Aim
Transcribe every line exactly and omit anything that is a picture.

Dataset extract
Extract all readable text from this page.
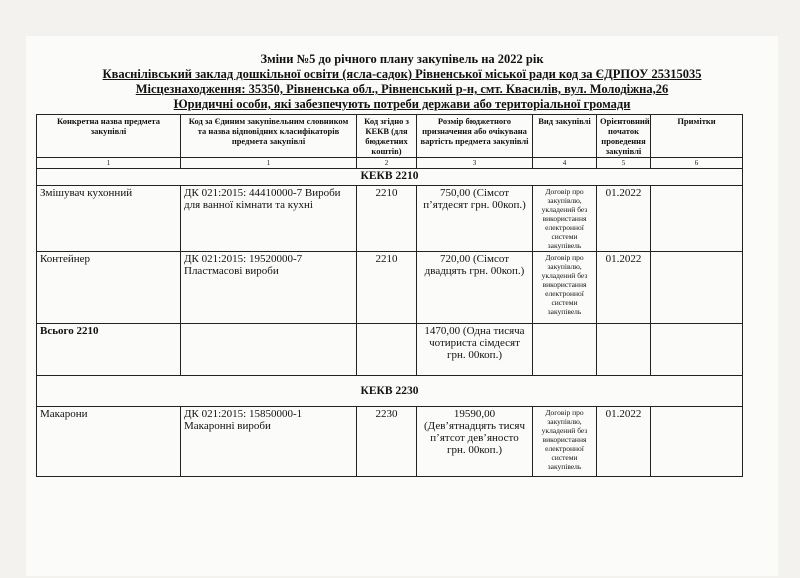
Зміни №5 до річного плану закупівель на 2022 рік
Кваснілівський заклад дошкільної освіти (ясла-садок) Рівненської міської ради код за ЄДРПОУ 25315035
Місцезнаходження: 35350, Рівненська обл., Рівненський р-н, смт. Квасилів, вул. Молодіжна,26
Юридичні особи, які забезпечують потреби держави або територіальної громади
Конкретна назва предмета закупівлі	Код за Єдиним закупівельним словником та назва відповідних класифікаторів предмета закупівлі	Код згідно з КЕКВ (для бюджетних коштів)	Розмір бюджетного призначення або очікувана вартість предмета закупівлі	Вид закупівлі	Орієнтовний початок проведення закупівлі	Примітки
1	1	2	3	4	5	6
КЕКВ 2210						
Змішувач кухонний	ДК 021:2015: 44410000-7 Вироби для ванної кімнати та кухні	2210	750,00 (Сімсот п’ятдесят грн. 00коп.)	Договір про закупівлю, укладений без використання електронної системи закупівель	01.2022	
Контейнер	ДК 021:2015: 19520000-7 Пластмасові вироби	2210	720,00 (Сімсот двадцять грн. 00коп.)	Договір про закупівлю, укладений без використання електронної системи закупівель	01.2022	
Всього 2210			1470,00 (Одна тисяча чотириста сімдесят грн. 00коп.)			
КЕКВ 2230						
Макарони	ДК 021:2015: 15850000-1 Макаронні вироби	2230	19590,00 (Дев’ятнадцять тисяч п’ятсот дев’яносто грн. 00коп.)	Договір про закупівлю, укладений без використання електронної системи закупівель	01.2022	
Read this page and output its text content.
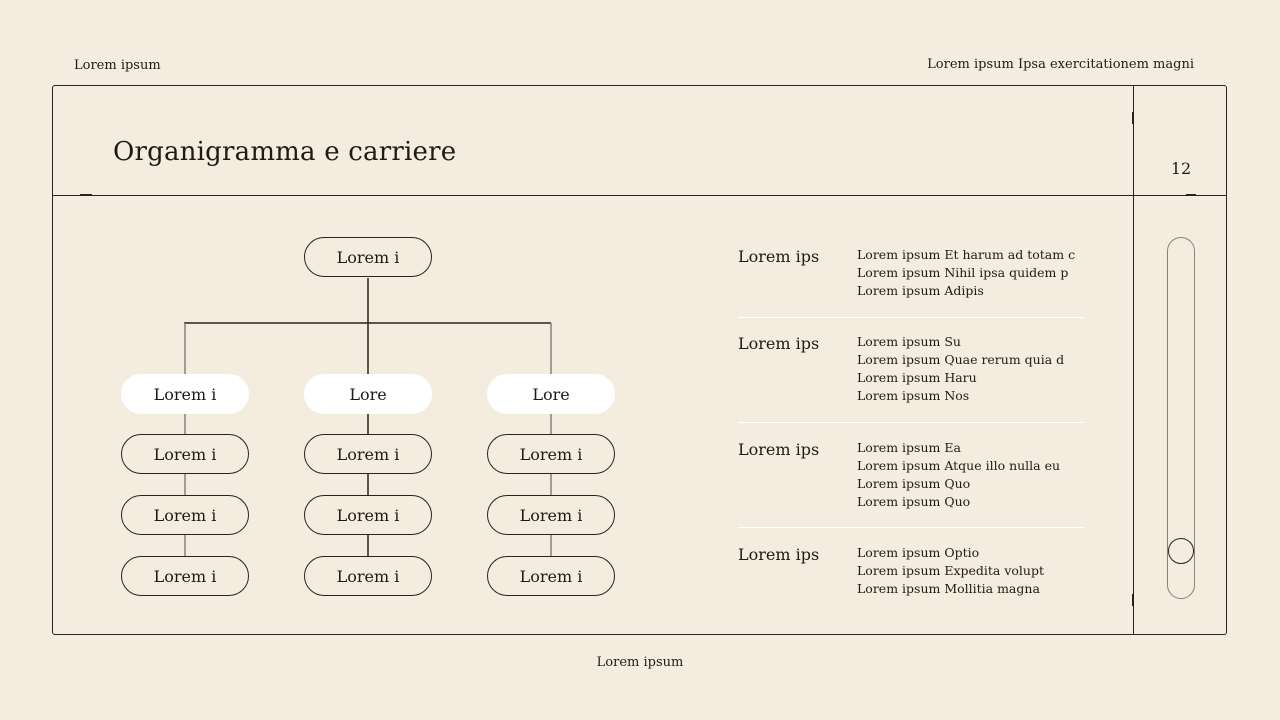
Lorem ipsum	Lorem ipsum Ipsa exercitationem magni
Organigramma e carriere
12
Lorem i
Lorem i	Lore	Lore
Lorem i
Lorem i
Lorem i
Lorem i
Lorem i
Lorem i
Lorem i
Lorem i
Lorem i
Lorem ips	Lorem ipsum Et harum ad totam c
Lorem ipsum Nihil ipsa quidem p
Lorem ipsum Adipis
Lorem ips	Lorem ipsum Su
Lorem ipsum Quae rerum quia d
Lorem ipsum Haru
Lorem ipsum Nos
Lorem ips	Lorem ipsum Ea
Lorem ipsum Atque illo nulla eu
Lorem ipsum Quo
Lorem ipsum Quo
Lorem ips	Lorem ipsum Optio
Lorem ipsum Expedita volupt
Lorem ipsum Mollitia magna
Lorem ipsum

Response
Extract all readable text from this page.
Зміни №5 до річного плану закупівель на 2022 рік
Кваснілівський заклад дошкільної освіти (ясла-садок) Рівненської міської ради код за ЄДРПОУ 25315035
Місцезнаходження: 35350, Рівненська обл., Рівненський р-н, смт. Квасилів, вул. Молодіжна,26
Юридичні особи, які забезпечують потреби держави або територіальної громади
Конкретна назва предмета закупівлі	Код за Єдиним закупівельним словником та назва відповідних класифікаторів предмета закупівлі	Код згідно з КЕКВ (для бюджетних коштів)	Розмір бюджетного призначення або очікувана вартість предмета закупівлі	Вид закупівлі	Орієнтовний початок проведення закупівлі	Примітки
1	1	2	3	4	5	6
КЕКВ 2210						
Змішувач кухонний	ДК 021:2015: 44410000-7 Вироби для ванної кімнати та кухні	2210	750,00 (Сімсот п’ятдесят грн. 00коп.)	Договір про закупівлю, укладений без використання електронної системи закупівель	01.2022	
Контейнер	ДК 021:2015: 19520000-7 Пластмасові вироби	2210	720,00 (Сімсот двадцять грн. 00коп.)	Договір про закупівлю, укладений без використання електронної системи закупівель	01.2022	
Всього 2210			1470,00 (Одна тисяча чотириста сімдесят грн. 00коп.)			
КЕКВ 2230						
Макарони	ДК 021:2015: 15850000-1 Макаронні вироби	2230	19590,00 (Дев’ятнадцять тисяч п’ятсот дев’яносто грн. 00коп.)	Договір про закупівлю, укладений без використання електронної системи закупівель	01.2022	
Read this page and output its text content.
Lorem ipsum	Lorem ipsum Ipsa exercitationem magni
Organigramma e carriere
12
Lorem i
Lorem i	Lore	Lore
Lorem i
Lorem i
Lorem i
Lorem i
Lorem i
Lorem i
Lorem i
Lorem i
Lorem i
Lorem ips	Lorem ipsum Et harum ad totam c
Lorem ipsum Nihil ipsa quidem p
Lorem ipsum Adipis
Lorem ips	Lorem ipsum Su
Lorem ipsum Quae rerum quia d
Lorem ipsum Haru
Lorem ipsum Nos
Lorem ips	Lorem ipsum Ea
Lorem ipsum Atque illo nulla eu
Lorem ipsum Quo
Lorem ipsum Quo
Lorem ips	Lorem ipsum Optio
Lorem ipsum Expedita volupt
Lorem ipsum Mollitia magna
Lorem ipsum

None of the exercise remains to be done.